Show all lines holding "Красных".

Stored entries:
====

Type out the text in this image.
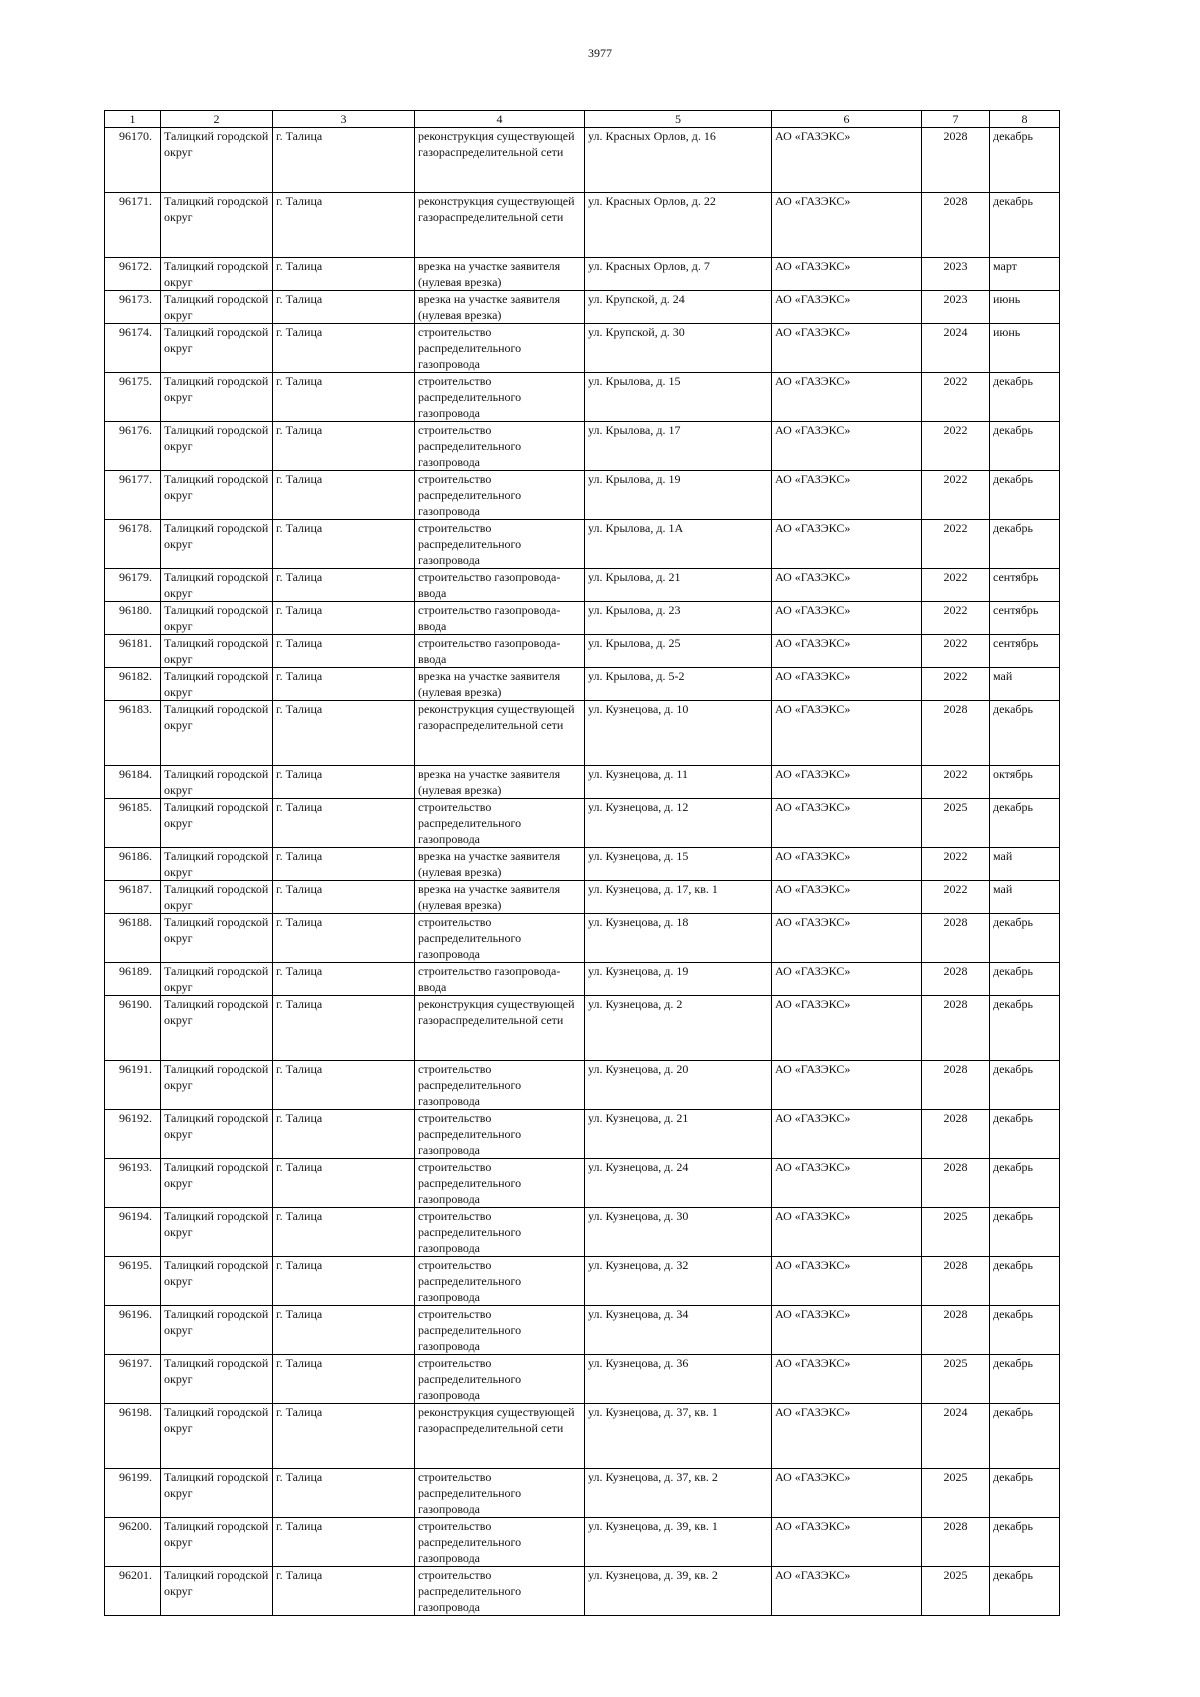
3977
1	2	3	4	5	6	7	8
96170.	Талицкий городской округ	г. Талица	реконструкция существующей газораспределительной сети	ул. Красных Орлов, д. 16	АО «ГАЗЭКС»	2028	декабрь
96171.	Талицкий городской округ	г. Талица	реконструкция существующей газораспределительной сети	ул. Красных Орлов, д. 22	АО «ГАЗЭКС»	2028	декабрь
96172.	Талицкий городской округ	г. Талица	врезка на участке заявителя (нулевая врезка)	ул. Красных Орлов, д. 7	АО «ГАЗЭКС»	2023	март
96173.	Талицкий городской округ	г. Талица	врезка на участке заявителя (нулевая врезка)	ул. Крупской, д. 24	АО «ГАЗЭКС»	2023	июнь
96174.	Талицкий городской округ	г. Талица	строительство распределительного газопровода	ул. Крупской, д. 30	АО «ГАЗЭКС»	2024	июнь
96175.	Талицкий городской округ	г. Талица	строительство распределительного газопровода	ул. Крылова, д. 15	АО «ГАЗЭКС»	2022	декабрь
96176.	Талицкий городской округ	г. Талица	строительство распределительного газопровода	ул. Крылова, д. 17	АО «ГАЗЭКС»	2022	декабрь
96177.	Талицкий городской округ	г. Талица	строительство распределительного газопровода	ул. Крылова, д. 19	АО «ГАЗЭКС»	2022	декабрь
96178.	Талицкий городской округ	г. Талица	строительство распределительного газопровода	ул. Крылова, д. 1А	АО «ГАЗЭКС»	2022	декабрь
96179.	Талицкий городской округ	г. Талица	строительство газопровода-ввода	ул. Крылова, д. 21	АО «ГАЗЭКС»	2022	сентябрь
96180.	Талицкий городской округ	г. Талица	строительство газопровода-ввода	ул. Крылова, д. 23	АО «ГАЗЭКС»	2022	сентябрь
96181.	Талицкий городской округ	г. Талица	строительство газопровода-ввода	ул. Крылова, д. 25	АО «ГАЗЭКС»	2022	сентябрь
96182.	Талицкий городской округ	г. Талица	врезка на участке заявителя (нулевая врезка)	ул. Крылова, д. 5-2	АО «ГАЗЭКС»	2022	май
96183.	Талицкий городской округ	г. Талица	реконструкция существующей газораспределительной сети	ул. Кузнецова, д. 10	АО «ГАЗЭКС»	2028	декабрь
96184.	Талицкий городской округ	г. Талица	врезка на участке заявителя (нулевая врезка)	ул. Кузнецова, д. 11	АО «ГАЗЭКС»	2022	октябрь
96185.	Талицкий городской округ	г. Талица	строительство распределительного газопровода	ул. Кузнецова, д. 12	АО «ГАЗЭКС»	2025	декабрь
96186.	Талицкий городской округ	г. Талица	врезка на участке заявителя (нулевая врезка)	ул. Кузнецова, д. 15	АО «ГАЗЭКС»	2022	май
96187.	Талицкий городской округ	г. Талица	врезка на участке заявителя (нулевая врезка)	ул. Кузнецова, д. 17, кв. 1	АО «ГАЗЭКС»	2022	май
96188.	Талицкий городской округ	г. Талица	строительство распределительного газопровода	ул. Кузнецова, д. 18	АО «ГАЗЭКС»	2028	декабрь
96189.	Талицкий городской округ	г. Талица	строительство газопровода-ввода	ул. Кузнецова, д. 19	АО «ГАЗЭКС»	2028	декабрь
96190.	Талицкий городской округ	г. Талица	реконструкция существующей газораспределительной сети	ул. Кузнецова, д. 2	АО «ГАЗЭКС»	2028	декабрь
96191.	Талицкий городской округ	г. Талица	строительство распределительного газопровода	ул. Кузнецова, д. 20	АО «ГАЗЭКС»	2028	декабрь
96192.	Талицкий городской округ	г. Талица	строительство распределительного газопровода	ул. Кузнецова, д. 21	АО «ГАЗЭКС»	2028	декабрь
96193.	Талицкий городской округ	г. Талица	строительство распределительного газопровода	ул. Кузнецова, д. 24	АО «ГАЗЭКС»	2028	декабрь
96194.	Талицкий городской округ	г. Талица	строительство распределительного газопровода	ул. Кузнецова, д. 30	АО «ГАЗЭКС»	2025	декабрь
96195.	Талицкий городской округ	г. Талица	строительство распределительного газопровода	ул. Кузнецова, д. 32	АО «ГАЗЭКС»	2028	декабрь
96196.	Талицкий городской округ	г. Талица	строительство распределительного газопровода	ул. Кузнецова, д. 34	АО «ГАЗЭКС»	2028	декабрь
96197.	Талицкий городской округ	г. Талица	строительство распределительного газопровода	ул. Кузнецова, д. 36	АО «ГАЗЭКС»	2025	декабрь
96198.	Талицкий городской округ	г. Талица	реконструкция существующей газораспределительной сети	ул. Кузнецова, д. 37, кв. 1	АО «ГАЗЭКС»	2024	декабрь
96199.	Талицкий городской округ	г. Талица	строительство распределительного газопровода	ул. Кузнецова, д. 37, кв. 2	АО «ГАЗЭКС»	2025	декабрь
96200.	Талицкий городской округ	г. Талица	строительство распределительного газопровода	ул. Кузнецова, д. 39, кв. 1	АО «ГАЗЭКС»	2028	декабрь
96201.	Талицкий городской округ	г. Талица	строительство распределительного газопровода	ул. Кузнецова, д. 39, кв. 2	АО «ГАЗЭКС»	2025	декабрь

====

» CORRECT RESULT
96170.	Талицкий городской округ	г. Талица	реконструкция существующей газораспределительной сети	ул. Красных Орлов, д. 16	АО «ГАЗЭКС»	2028	декабрь
96171.	Талицкий городской округ	г. Талица	реконструкция существующей газораспределительной сети	ул. Красных Орлов, д. 22	АО «ГАЗЭКС»	2028	декабрь
96172.	Талицкий городской округ	г. Талица	врезка на участке заявителя (нулевая врезка)	ул. Красных Орлов, д. 7	АО «ГАЗЭКС»	2023	март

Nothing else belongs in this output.